SHORT TASK - Extract every line below that contains the word "CIAN".

ENTRIES PROVIDED -
##########
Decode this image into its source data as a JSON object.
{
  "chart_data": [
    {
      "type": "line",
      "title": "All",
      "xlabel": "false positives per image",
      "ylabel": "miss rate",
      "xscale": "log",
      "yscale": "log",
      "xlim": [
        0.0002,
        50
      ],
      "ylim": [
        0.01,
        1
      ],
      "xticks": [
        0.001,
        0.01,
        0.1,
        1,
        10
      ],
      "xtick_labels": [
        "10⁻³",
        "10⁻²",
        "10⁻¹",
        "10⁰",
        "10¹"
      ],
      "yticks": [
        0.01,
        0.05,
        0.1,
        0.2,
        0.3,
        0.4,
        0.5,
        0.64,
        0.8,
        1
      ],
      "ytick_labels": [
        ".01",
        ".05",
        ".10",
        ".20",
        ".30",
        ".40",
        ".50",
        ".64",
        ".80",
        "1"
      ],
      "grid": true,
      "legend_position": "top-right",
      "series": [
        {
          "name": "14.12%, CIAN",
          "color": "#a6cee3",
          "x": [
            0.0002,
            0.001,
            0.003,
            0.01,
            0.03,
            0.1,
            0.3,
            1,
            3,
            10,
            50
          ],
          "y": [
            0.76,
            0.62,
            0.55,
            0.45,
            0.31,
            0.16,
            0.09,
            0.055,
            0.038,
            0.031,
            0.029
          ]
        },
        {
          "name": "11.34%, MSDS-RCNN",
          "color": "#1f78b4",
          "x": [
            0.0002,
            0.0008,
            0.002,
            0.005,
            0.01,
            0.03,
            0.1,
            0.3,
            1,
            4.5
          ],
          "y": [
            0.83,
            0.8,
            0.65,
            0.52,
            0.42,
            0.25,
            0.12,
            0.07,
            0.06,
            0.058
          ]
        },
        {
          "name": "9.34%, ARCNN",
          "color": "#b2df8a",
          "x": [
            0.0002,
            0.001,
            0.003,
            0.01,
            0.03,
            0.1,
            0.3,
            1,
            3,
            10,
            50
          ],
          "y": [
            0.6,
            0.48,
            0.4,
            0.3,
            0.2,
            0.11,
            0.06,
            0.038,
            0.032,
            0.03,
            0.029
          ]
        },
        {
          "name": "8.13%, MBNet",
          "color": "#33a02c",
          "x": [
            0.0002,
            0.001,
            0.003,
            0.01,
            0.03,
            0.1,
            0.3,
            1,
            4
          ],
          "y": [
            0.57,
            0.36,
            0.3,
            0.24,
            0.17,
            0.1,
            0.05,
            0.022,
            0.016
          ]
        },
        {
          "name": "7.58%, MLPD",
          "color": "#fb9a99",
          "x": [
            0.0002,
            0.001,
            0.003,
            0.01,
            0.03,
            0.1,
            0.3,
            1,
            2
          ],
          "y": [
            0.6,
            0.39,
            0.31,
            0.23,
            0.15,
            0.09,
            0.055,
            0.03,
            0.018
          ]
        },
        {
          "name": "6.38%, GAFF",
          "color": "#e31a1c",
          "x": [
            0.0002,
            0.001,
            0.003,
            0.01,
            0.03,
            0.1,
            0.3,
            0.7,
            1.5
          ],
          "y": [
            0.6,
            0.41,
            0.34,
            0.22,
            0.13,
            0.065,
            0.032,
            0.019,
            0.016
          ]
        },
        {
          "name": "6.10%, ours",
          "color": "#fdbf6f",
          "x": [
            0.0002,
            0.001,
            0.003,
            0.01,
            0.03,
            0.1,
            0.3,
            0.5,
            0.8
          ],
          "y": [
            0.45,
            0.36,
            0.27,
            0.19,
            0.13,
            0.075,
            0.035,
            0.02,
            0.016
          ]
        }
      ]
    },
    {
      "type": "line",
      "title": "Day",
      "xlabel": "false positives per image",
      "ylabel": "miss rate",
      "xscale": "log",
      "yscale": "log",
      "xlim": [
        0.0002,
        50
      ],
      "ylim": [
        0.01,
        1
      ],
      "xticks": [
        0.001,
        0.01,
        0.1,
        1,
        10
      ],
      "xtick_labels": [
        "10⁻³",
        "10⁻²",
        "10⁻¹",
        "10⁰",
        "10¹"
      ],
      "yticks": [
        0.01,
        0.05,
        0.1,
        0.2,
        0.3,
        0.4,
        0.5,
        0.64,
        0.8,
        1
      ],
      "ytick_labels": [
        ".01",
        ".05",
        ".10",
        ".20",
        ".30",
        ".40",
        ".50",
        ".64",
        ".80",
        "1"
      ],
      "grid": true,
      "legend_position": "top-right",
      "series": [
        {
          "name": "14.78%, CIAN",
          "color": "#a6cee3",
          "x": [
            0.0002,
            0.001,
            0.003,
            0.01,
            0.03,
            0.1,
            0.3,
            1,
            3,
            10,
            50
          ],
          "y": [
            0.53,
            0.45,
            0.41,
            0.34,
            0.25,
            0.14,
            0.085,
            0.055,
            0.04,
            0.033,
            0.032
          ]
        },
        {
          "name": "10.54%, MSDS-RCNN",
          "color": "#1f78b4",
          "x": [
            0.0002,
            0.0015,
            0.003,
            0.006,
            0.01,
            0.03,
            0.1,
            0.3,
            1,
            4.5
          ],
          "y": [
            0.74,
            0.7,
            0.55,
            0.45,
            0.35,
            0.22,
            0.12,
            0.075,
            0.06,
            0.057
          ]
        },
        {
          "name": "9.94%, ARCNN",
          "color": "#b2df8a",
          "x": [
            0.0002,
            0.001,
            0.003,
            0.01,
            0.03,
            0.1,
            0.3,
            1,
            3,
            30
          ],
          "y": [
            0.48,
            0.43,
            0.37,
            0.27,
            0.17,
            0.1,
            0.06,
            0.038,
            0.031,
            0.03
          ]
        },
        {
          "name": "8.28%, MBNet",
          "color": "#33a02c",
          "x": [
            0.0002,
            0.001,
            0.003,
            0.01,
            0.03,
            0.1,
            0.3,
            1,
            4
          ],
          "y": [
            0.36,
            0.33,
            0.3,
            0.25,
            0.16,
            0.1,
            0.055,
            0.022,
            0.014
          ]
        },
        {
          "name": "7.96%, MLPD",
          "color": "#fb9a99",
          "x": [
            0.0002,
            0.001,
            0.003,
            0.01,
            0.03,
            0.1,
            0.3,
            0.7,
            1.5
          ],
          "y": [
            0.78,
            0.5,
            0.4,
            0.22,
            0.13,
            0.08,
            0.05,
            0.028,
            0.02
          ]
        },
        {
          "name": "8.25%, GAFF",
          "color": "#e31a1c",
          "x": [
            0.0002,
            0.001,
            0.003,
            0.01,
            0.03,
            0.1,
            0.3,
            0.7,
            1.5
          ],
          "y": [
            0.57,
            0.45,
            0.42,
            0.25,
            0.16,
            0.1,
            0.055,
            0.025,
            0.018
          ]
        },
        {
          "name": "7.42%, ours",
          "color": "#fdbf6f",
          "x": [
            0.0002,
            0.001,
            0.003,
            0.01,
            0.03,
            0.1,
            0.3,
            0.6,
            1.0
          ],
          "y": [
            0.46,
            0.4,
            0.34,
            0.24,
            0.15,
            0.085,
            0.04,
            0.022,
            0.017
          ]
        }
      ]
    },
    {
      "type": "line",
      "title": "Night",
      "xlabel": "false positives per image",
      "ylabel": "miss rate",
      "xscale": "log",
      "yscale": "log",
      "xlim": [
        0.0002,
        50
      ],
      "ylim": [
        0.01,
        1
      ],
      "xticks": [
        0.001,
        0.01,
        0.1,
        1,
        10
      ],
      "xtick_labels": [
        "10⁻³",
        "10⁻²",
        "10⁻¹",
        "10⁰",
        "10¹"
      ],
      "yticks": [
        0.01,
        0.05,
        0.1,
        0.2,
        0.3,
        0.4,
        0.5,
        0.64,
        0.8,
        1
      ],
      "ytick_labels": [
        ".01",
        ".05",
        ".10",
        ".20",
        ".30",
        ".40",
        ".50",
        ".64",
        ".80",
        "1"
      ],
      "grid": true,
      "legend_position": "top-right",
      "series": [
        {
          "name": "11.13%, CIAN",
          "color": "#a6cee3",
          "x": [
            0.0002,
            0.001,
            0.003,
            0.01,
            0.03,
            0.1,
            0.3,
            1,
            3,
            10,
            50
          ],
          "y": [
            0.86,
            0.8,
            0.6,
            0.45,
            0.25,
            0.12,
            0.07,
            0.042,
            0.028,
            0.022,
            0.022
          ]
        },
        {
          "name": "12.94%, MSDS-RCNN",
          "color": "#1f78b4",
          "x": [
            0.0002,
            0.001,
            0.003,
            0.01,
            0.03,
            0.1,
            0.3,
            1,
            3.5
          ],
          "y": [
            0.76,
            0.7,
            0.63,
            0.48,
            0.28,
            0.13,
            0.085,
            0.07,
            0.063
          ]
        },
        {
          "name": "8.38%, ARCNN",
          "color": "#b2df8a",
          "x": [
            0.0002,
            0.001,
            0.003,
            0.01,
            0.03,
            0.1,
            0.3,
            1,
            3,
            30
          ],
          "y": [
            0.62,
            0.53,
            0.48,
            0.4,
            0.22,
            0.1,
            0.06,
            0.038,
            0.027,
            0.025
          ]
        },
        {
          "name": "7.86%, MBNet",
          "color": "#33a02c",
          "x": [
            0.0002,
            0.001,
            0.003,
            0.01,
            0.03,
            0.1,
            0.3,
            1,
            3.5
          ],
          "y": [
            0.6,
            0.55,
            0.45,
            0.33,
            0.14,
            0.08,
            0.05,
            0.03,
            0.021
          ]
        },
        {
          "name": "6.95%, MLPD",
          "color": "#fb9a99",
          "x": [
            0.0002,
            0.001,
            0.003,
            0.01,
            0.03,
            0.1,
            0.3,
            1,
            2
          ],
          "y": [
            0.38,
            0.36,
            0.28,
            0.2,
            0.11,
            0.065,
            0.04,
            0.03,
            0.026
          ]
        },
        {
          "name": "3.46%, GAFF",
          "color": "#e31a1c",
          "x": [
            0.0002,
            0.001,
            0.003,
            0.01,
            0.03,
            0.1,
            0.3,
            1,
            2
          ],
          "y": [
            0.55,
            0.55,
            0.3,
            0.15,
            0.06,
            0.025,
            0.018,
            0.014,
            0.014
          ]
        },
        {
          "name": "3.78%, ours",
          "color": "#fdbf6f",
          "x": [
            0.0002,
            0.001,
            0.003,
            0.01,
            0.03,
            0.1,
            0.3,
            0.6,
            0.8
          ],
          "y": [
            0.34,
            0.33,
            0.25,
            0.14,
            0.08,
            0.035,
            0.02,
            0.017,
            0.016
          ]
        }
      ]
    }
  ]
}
##########
SOLUTION TO THE PROBLEM -
          "name": "14.12%, CIAN",
          "name": "14.78%, CIAN",
          "name": "11.13%, CIAN",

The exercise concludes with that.